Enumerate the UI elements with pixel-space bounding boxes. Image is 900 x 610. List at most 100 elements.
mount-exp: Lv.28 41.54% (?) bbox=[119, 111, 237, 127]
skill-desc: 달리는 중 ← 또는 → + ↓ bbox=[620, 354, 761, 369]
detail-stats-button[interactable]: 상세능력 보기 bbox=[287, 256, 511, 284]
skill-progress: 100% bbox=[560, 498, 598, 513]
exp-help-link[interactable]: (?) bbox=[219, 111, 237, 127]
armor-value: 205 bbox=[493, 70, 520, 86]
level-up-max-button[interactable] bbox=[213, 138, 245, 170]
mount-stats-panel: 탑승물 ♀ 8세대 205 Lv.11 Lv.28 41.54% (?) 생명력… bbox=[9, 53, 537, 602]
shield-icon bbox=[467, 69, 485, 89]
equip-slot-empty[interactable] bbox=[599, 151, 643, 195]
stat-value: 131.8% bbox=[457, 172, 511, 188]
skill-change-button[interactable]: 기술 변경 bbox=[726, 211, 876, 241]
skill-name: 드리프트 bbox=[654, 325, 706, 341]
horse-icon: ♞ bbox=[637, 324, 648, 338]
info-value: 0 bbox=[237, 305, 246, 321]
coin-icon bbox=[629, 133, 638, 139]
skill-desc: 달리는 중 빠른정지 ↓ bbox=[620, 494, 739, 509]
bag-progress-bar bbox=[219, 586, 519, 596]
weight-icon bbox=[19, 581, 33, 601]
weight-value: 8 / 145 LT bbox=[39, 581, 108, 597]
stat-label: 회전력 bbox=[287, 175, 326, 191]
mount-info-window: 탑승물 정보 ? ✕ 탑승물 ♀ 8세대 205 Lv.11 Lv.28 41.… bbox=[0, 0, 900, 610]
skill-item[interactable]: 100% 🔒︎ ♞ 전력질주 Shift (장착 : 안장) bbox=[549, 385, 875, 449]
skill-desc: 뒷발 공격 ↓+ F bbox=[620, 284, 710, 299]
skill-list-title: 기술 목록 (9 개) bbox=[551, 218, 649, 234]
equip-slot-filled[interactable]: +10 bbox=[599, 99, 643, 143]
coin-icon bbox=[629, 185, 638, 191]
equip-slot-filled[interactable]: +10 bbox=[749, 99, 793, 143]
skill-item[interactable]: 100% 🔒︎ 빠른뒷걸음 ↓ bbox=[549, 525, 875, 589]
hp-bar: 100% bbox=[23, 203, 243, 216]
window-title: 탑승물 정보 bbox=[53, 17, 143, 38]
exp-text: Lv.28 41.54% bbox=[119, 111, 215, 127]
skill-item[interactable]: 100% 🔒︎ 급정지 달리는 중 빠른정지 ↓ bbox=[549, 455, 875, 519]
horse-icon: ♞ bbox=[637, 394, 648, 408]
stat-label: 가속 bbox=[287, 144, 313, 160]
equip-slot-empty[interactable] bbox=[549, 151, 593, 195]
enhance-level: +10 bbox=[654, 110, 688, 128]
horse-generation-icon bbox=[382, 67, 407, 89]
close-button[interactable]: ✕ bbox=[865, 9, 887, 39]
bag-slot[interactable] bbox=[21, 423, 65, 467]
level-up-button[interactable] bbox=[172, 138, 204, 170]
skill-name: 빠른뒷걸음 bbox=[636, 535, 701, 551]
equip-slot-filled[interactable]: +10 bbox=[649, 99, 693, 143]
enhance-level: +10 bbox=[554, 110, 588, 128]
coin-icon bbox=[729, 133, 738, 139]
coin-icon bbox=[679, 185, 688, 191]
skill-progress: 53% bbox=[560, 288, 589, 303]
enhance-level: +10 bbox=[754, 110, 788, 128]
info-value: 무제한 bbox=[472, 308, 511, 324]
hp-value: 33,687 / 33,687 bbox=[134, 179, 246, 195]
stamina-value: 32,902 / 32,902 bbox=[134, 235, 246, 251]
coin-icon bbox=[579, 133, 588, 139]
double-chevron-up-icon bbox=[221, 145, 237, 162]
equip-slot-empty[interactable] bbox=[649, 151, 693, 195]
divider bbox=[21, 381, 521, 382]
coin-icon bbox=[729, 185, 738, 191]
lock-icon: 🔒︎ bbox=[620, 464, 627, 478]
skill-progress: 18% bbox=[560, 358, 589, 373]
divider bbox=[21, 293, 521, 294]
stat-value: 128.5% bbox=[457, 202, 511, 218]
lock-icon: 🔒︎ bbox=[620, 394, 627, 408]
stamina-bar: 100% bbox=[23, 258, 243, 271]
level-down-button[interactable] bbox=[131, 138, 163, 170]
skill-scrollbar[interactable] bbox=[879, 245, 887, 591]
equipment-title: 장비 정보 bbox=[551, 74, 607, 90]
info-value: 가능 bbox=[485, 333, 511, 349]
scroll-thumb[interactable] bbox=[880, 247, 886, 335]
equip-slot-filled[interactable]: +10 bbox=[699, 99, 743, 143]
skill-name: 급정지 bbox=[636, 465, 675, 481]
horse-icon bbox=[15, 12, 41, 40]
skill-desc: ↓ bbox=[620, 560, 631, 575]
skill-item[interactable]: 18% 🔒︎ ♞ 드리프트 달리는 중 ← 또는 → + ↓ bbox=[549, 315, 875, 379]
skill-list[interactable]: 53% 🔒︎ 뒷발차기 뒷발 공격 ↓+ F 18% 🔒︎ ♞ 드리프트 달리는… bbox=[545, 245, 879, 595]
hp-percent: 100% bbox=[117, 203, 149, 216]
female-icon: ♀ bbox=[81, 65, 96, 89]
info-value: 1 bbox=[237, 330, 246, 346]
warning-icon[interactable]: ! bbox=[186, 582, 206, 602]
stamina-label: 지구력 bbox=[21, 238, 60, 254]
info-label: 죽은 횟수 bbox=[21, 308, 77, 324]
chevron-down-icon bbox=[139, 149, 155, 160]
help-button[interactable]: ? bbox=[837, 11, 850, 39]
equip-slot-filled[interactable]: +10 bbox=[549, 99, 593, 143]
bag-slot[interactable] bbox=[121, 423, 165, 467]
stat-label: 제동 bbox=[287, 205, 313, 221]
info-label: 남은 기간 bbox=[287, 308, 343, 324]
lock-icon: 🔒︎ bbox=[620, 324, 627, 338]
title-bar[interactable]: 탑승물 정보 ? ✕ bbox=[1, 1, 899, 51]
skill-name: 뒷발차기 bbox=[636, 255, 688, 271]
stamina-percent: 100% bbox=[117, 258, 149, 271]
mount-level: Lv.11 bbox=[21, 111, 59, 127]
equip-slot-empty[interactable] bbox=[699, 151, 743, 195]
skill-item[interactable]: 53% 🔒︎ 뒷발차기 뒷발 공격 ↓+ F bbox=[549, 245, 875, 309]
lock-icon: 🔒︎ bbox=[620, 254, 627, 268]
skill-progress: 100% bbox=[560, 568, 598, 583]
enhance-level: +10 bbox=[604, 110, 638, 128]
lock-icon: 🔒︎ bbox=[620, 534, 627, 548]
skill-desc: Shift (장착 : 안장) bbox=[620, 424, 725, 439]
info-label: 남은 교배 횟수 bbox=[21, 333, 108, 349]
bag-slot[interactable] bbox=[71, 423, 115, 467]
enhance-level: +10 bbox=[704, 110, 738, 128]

→ Goal:
Recast the stretch of the records from their start through the line containing "armor-value: 205 bbox=[493, 70, 520, 86]", including that line, as a numbered list, omitting any blank lines.

→ Solved problem:
1. Enumerate the UI elements with pixel-space bounding boxes. Image is 900 x 610. List at most 100 elements.
2. mount-exp: Lv.28 41.54% (?) bbox=[119, 111, 237, 127]
3. skill-desc: 달리는 중 ← 또는 → + ↓ bbox=[620, 354, 761, 369]
4. detail-stats-button[interactable]: 상세능력 보기 bbox=[287, 256, 511, 284]
5. skill-progress: 100% bbox=[560, 498, 598, 513]
6. exp-help-link[interactable]: (?) bbox=[219, 111, 237, 127]
7. armor-value: 205 bbox=[493, 70, 520, 86]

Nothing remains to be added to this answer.